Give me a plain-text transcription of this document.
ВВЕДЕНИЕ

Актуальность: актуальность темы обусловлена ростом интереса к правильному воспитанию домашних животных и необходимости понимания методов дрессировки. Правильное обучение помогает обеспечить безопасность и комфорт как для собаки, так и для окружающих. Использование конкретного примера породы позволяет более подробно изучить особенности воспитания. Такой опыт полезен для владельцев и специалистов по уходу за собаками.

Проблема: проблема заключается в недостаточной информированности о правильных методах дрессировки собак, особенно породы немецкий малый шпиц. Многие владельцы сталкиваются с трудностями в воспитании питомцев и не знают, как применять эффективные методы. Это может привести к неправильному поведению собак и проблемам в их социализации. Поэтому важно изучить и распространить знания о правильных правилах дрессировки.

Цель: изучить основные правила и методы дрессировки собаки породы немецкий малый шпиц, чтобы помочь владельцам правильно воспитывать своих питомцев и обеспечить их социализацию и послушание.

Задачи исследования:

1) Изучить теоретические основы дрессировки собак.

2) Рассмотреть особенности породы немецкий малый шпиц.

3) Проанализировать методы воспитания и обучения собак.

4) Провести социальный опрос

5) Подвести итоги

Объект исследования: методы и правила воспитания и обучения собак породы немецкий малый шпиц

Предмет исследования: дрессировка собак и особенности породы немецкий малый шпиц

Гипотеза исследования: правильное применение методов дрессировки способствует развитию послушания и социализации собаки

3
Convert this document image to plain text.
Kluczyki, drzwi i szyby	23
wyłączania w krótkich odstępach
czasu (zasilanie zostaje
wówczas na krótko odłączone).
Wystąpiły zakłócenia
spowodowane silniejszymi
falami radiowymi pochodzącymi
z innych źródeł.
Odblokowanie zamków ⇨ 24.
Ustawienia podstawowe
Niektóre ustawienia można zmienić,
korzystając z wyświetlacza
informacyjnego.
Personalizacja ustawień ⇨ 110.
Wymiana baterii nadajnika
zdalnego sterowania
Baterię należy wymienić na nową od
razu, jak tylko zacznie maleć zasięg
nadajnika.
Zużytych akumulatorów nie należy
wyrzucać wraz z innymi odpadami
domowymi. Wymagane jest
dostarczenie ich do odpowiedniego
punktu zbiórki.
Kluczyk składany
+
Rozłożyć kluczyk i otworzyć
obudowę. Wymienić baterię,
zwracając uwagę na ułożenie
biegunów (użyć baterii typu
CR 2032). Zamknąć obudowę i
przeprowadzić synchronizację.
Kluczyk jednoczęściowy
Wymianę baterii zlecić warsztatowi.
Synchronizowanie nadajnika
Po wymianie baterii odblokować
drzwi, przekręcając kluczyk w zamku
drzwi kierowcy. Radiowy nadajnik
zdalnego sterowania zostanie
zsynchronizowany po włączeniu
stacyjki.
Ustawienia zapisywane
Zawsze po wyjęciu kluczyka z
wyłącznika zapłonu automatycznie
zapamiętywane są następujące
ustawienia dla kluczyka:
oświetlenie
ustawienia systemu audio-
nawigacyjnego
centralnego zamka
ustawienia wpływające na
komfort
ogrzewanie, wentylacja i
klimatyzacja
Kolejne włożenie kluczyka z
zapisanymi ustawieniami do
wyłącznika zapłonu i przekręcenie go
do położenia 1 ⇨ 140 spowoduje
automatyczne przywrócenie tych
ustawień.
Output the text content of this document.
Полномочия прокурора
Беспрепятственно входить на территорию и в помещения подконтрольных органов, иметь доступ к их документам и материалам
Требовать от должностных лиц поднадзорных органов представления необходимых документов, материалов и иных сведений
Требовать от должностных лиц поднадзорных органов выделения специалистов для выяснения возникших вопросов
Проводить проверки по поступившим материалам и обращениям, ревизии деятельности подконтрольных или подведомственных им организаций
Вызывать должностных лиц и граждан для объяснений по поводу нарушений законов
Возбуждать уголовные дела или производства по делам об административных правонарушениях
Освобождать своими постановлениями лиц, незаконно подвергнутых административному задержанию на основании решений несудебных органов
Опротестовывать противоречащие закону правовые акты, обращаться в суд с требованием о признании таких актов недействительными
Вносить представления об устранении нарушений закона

---*---

REQUIREMENTS: Every line from the line containing "Output the text content of this document." to the last line of the material above must be repeated exactly, and no other line.

FULL OUTPUT:
Output the text content of this document.
Полномочия прокурора
Беспрепятственно входить на территорию и в помещения подконтрольных органов, иметь доступ к их документам и материалам
Требовать от должностных лиц поднадзорных органов представления необходимых документов, материалов и иных сведений
Требовать от должностных лиц поднадзорных органов выделения специалистов для выяснения возникших вопросов
Проводить проверки по поступившим материалам и обращениям, ревизии деятельности подконтрольных или подведомственных им организаций
Вызывать должностных лиц и граждан для объяснений по поводу нарушений законов
Возбуждать уголовные дела или производства по делам об административных правонарушениях
Освобождать своими постановлениями лиц, незаконно подвергнутых административному задержанию на основании решений несудебных органов
Опротестовывать противоречащие закону правовые акты, обращаться в суд с требованием о признании таких актов недействительными
Вносить представления об устранении нарушений закона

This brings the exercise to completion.